Safety – Procedures & Administration: Blackhawk Station – Combined Cycle Journal

Safety – Procedures & Administration: Blackhawk Station

LOTO system improvements

Blackhawk Station
Owned by Borger EnergyAssociates LP, Operated by NAES Corp
230-MW, gas-fired, 2 × 1 combined-cycle cogeneration facility located in Borger, Tex
Plant manager: Craig Courter
Key project participants: Steve Nelson, operations supervisor; Bryan Stout, maintenance supervisor; Alan Bull, project manager

Challenge.

Blackhawk Station’s LOTO system was very time consuming and cumbersome. The system had very little congruency between shifts because the paperwork and tagging were performed manually. The system utilized lock boxes that were hard to keep maintained in an organized manner and created other issues with identifying which system was assigned to boxes during large scale outages.

Solution.
□ □ □ □
> **EXERCISES TO COMPLETE**
1. In the Blackhawk Station passage, why did the LOTO system show little congruency between shifts? Answer in one to three sentences.
2. According to the Blackhawk Station passage, which company operates the plant?
□ □ □ □
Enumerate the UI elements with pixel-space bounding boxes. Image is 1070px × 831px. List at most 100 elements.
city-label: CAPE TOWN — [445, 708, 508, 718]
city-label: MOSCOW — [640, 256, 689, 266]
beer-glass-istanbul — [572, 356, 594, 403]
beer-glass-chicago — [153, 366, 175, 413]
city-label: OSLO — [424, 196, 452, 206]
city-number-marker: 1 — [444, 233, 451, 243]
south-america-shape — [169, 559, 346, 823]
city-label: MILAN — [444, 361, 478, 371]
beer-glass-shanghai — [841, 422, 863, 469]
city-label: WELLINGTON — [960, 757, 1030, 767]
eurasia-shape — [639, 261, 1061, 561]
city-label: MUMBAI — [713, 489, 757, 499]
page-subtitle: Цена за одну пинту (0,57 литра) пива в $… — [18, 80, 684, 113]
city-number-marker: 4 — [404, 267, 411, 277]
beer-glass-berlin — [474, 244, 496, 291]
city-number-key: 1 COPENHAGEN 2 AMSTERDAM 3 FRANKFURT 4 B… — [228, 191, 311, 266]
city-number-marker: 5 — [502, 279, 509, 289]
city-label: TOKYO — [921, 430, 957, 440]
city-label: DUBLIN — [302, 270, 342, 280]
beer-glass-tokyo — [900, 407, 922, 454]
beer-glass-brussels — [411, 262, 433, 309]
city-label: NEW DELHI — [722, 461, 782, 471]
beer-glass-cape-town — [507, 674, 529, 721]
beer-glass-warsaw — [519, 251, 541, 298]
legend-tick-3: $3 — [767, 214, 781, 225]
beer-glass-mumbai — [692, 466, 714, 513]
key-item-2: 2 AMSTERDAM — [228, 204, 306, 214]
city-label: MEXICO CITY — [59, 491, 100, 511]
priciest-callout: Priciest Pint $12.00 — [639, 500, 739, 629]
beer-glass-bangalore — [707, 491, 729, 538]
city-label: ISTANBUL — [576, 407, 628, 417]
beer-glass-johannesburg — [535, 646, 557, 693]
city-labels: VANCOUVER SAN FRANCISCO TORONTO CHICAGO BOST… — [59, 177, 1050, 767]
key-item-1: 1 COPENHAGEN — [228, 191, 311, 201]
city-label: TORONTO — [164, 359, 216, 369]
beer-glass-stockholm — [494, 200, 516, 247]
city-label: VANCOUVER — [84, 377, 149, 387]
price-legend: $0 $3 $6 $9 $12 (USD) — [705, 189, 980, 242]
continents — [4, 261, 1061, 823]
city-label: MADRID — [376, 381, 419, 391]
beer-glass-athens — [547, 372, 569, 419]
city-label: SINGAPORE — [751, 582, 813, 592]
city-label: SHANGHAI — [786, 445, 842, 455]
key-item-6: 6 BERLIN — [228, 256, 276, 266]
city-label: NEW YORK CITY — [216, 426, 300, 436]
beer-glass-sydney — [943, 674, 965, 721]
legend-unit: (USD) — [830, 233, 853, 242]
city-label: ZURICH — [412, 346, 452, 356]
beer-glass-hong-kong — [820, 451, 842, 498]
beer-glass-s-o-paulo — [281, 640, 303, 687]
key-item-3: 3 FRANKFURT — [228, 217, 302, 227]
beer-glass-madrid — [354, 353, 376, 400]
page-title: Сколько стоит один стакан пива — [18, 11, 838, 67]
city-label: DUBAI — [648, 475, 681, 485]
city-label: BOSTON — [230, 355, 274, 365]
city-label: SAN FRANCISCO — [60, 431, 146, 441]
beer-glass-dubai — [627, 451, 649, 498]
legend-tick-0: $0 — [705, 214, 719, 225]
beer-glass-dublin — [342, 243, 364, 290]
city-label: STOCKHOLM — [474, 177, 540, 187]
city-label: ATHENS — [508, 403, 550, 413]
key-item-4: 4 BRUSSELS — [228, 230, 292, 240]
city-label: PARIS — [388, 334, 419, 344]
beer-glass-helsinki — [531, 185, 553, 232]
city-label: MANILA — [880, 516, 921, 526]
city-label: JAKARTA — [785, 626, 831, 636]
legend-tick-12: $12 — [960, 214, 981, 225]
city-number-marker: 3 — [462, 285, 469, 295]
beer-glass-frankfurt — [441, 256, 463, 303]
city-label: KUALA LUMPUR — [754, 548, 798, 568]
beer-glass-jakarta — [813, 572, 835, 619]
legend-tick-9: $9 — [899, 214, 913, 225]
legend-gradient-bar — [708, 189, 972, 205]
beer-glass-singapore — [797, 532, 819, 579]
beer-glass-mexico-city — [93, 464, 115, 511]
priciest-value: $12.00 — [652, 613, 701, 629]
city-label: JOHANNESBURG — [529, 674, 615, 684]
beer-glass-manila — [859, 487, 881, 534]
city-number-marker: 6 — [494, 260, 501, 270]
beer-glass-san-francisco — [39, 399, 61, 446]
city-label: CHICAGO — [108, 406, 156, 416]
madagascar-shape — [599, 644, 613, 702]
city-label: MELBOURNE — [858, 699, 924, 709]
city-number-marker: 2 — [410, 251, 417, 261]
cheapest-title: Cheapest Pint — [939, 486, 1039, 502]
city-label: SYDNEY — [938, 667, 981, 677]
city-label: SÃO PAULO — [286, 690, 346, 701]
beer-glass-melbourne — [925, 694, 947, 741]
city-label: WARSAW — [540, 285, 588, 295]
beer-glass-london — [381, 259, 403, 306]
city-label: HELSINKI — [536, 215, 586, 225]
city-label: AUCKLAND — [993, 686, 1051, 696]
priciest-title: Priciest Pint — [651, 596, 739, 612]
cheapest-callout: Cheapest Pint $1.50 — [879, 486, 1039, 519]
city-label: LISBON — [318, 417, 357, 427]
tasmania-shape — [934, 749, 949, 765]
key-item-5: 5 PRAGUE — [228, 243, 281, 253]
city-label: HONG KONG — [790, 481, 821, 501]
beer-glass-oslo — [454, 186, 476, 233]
□ □ □ □
> **SOLUTIONS PER TASK**
1. The LOTO system showed little congruency between shifts because the paperwork and tagging were performed manually.

2. NAES Corp